BEGIN Material for this task
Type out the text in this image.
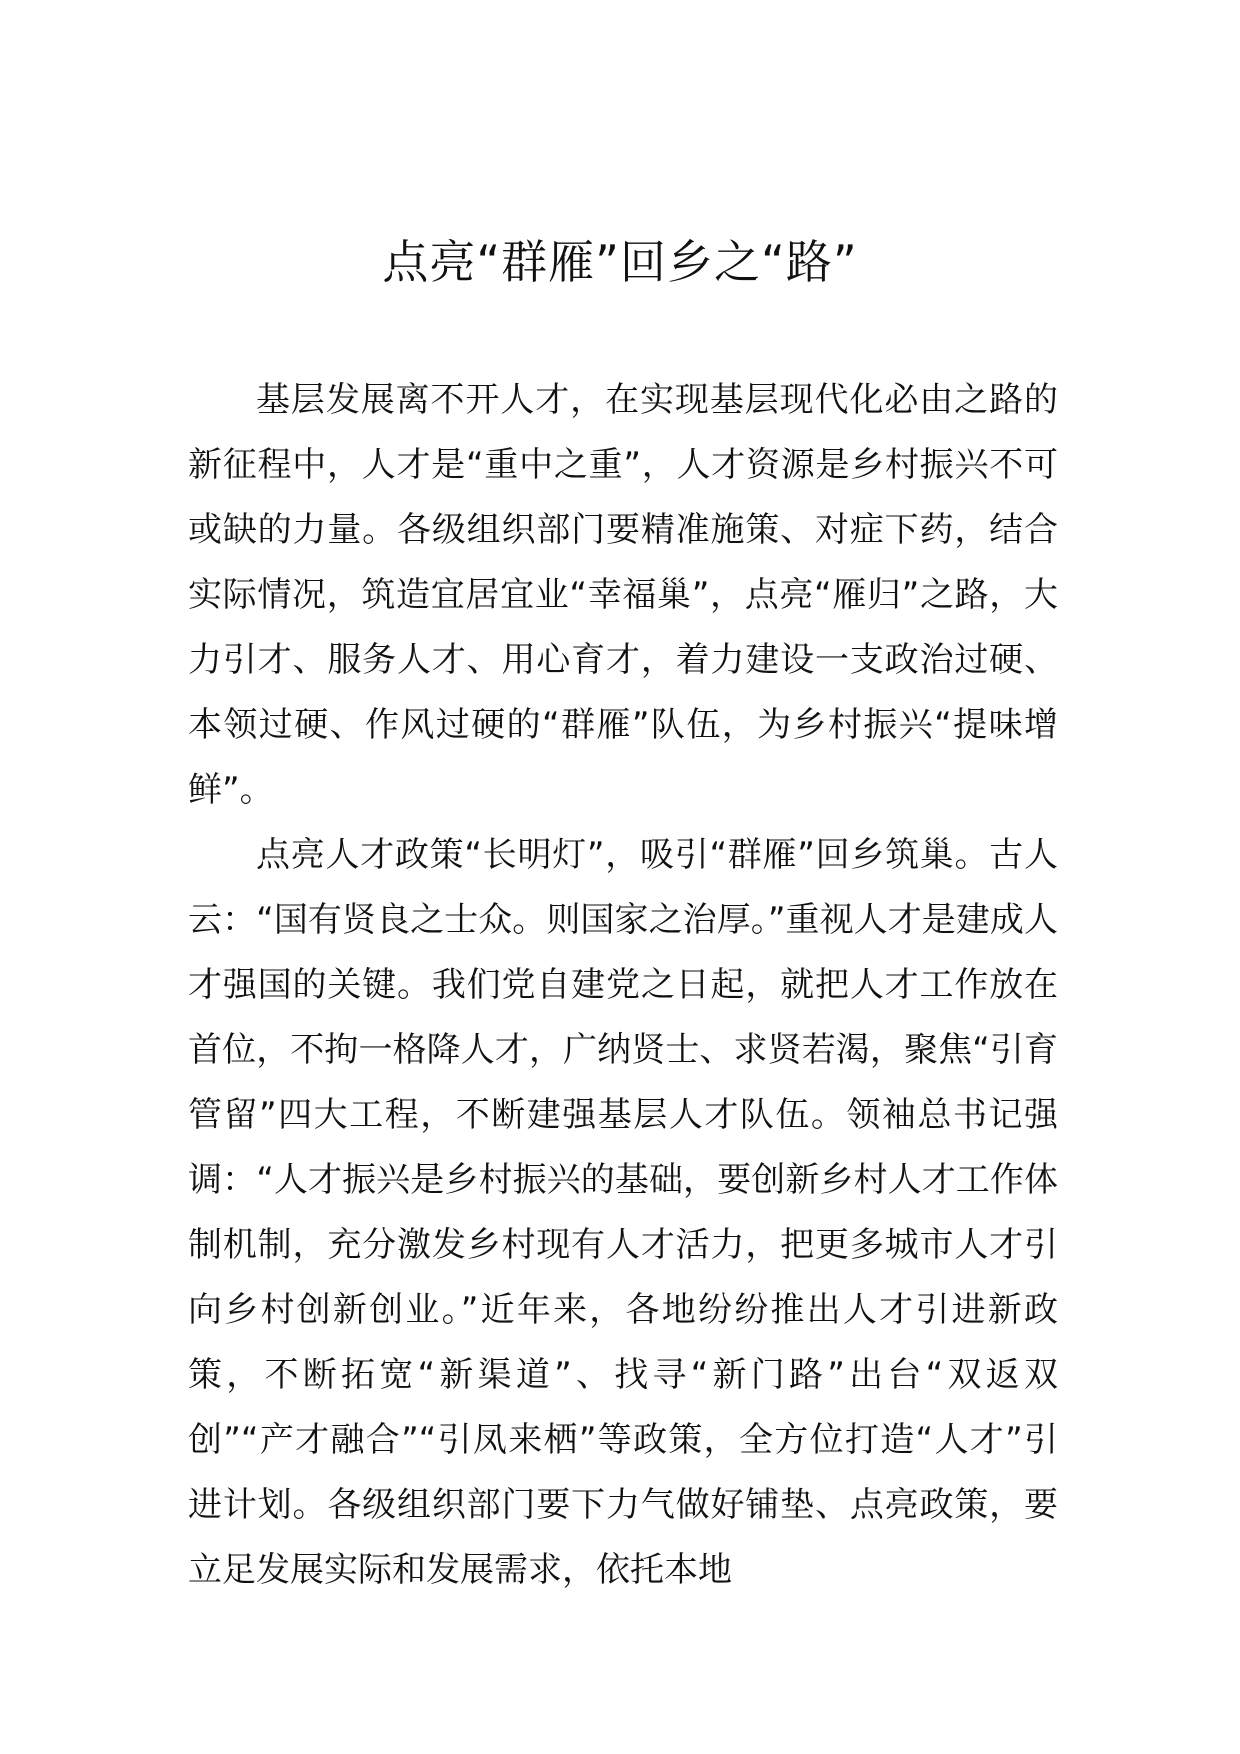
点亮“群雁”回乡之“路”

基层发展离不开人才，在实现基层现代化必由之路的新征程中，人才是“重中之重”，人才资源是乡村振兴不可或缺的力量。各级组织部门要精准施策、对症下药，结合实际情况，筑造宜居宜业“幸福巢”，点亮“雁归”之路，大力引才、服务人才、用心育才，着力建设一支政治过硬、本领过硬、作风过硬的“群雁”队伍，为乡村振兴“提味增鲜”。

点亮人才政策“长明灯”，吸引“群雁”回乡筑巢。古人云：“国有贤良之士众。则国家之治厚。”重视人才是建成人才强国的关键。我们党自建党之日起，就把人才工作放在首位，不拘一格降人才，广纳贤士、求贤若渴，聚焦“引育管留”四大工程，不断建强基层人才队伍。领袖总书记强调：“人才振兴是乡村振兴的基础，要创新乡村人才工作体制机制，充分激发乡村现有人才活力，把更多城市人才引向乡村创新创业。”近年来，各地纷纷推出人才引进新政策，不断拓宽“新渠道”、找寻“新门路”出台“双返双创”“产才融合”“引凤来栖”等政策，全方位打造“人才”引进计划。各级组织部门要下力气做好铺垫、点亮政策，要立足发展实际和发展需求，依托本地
END Material for this task
BEGIN Material for this task
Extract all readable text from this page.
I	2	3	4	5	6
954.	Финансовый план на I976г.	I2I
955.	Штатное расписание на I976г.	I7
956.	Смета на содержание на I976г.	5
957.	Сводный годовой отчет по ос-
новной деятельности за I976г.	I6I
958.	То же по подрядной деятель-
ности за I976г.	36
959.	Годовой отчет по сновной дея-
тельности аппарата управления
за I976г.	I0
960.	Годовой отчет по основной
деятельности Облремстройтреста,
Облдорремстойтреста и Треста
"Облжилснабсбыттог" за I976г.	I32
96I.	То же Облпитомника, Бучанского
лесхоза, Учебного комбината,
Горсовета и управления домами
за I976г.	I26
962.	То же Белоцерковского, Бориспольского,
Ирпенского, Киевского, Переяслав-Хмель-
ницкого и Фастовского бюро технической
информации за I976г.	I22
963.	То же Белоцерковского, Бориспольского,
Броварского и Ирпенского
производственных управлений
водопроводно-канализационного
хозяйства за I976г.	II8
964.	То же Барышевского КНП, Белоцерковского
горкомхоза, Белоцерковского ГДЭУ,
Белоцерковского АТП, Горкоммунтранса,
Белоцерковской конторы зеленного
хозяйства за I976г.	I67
END Material for this task
BEGIN Material for this task
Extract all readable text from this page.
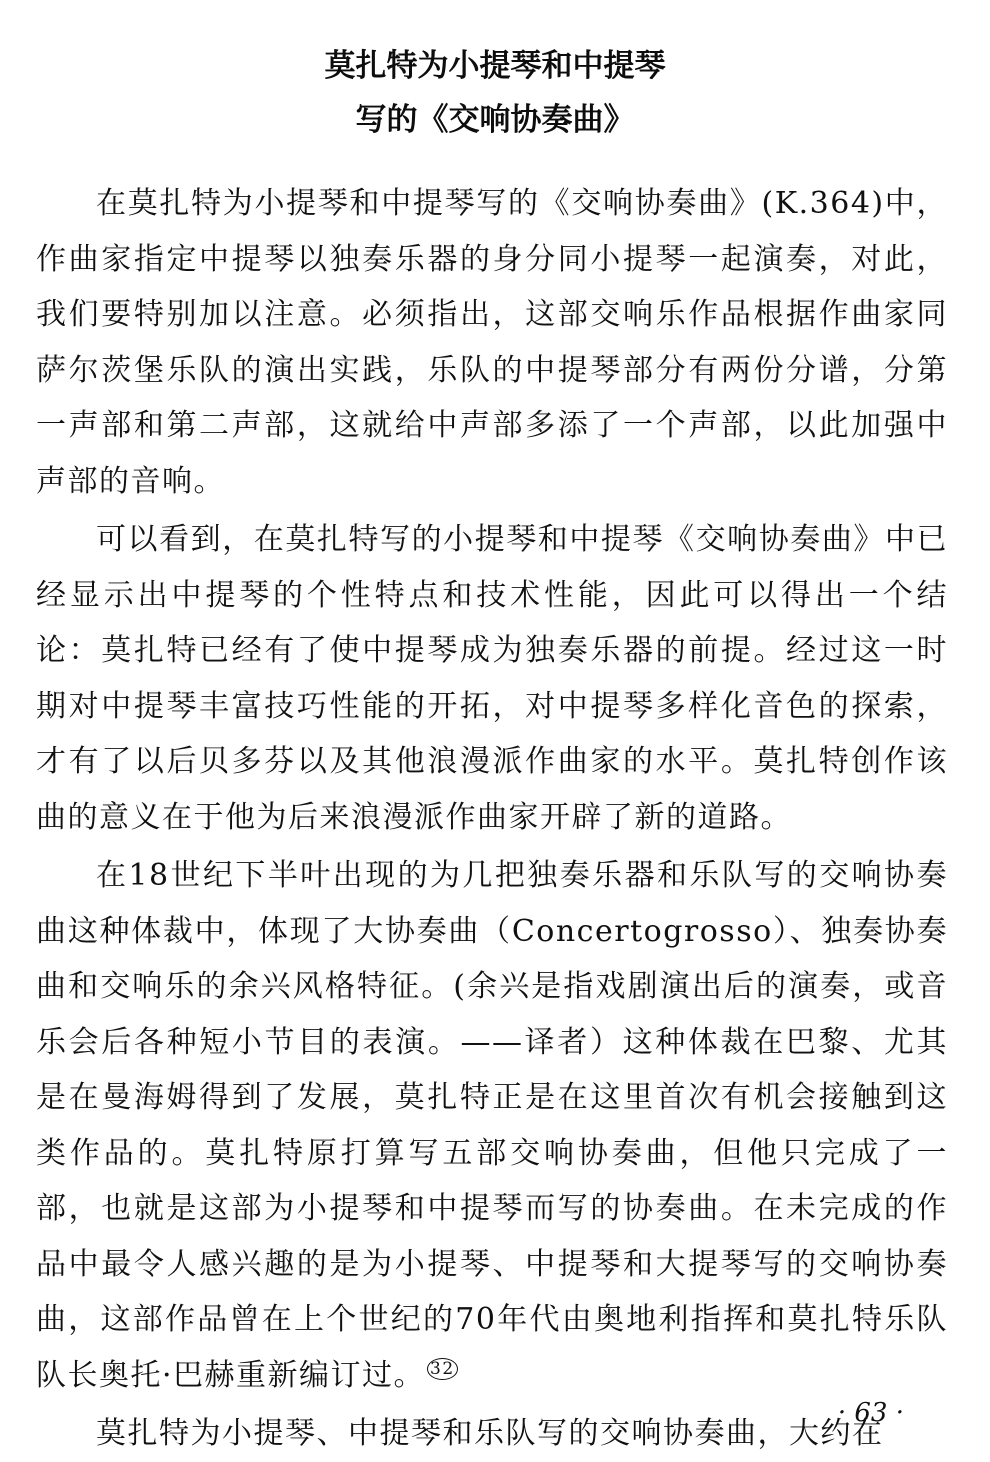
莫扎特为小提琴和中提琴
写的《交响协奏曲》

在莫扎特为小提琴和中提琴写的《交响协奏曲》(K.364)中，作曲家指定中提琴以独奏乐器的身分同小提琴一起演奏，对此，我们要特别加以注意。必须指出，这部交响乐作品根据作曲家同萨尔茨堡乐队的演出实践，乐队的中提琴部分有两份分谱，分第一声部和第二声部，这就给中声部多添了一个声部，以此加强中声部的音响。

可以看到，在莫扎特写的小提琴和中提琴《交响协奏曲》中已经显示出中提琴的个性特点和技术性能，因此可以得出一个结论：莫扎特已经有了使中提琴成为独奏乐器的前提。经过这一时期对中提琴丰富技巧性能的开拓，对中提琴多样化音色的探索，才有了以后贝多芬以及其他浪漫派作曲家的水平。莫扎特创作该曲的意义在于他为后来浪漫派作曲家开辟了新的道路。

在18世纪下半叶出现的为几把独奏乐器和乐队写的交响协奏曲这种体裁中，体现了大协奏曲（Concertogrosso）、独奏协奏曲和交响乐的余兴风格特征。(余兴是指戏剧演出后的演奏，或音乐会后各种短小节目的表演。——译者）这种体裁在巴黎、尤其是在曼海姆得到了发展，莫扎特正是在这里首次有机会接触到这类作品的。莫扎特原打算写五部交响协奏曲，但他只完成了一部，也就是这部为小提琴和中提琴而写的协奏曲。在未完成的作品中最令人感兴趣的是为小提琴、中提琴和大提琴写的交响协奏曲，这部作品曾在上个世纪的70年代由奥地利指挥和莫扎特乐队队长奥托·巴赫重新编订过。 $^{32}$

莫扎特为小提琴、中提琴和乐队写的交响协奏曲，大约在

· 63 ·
END Material for this task
## What you should do
Copy each line of the entries that includes the word "деятельности".

## Output below
новной деятельности за I976г.	I6I
деятельности Облремстройтреста,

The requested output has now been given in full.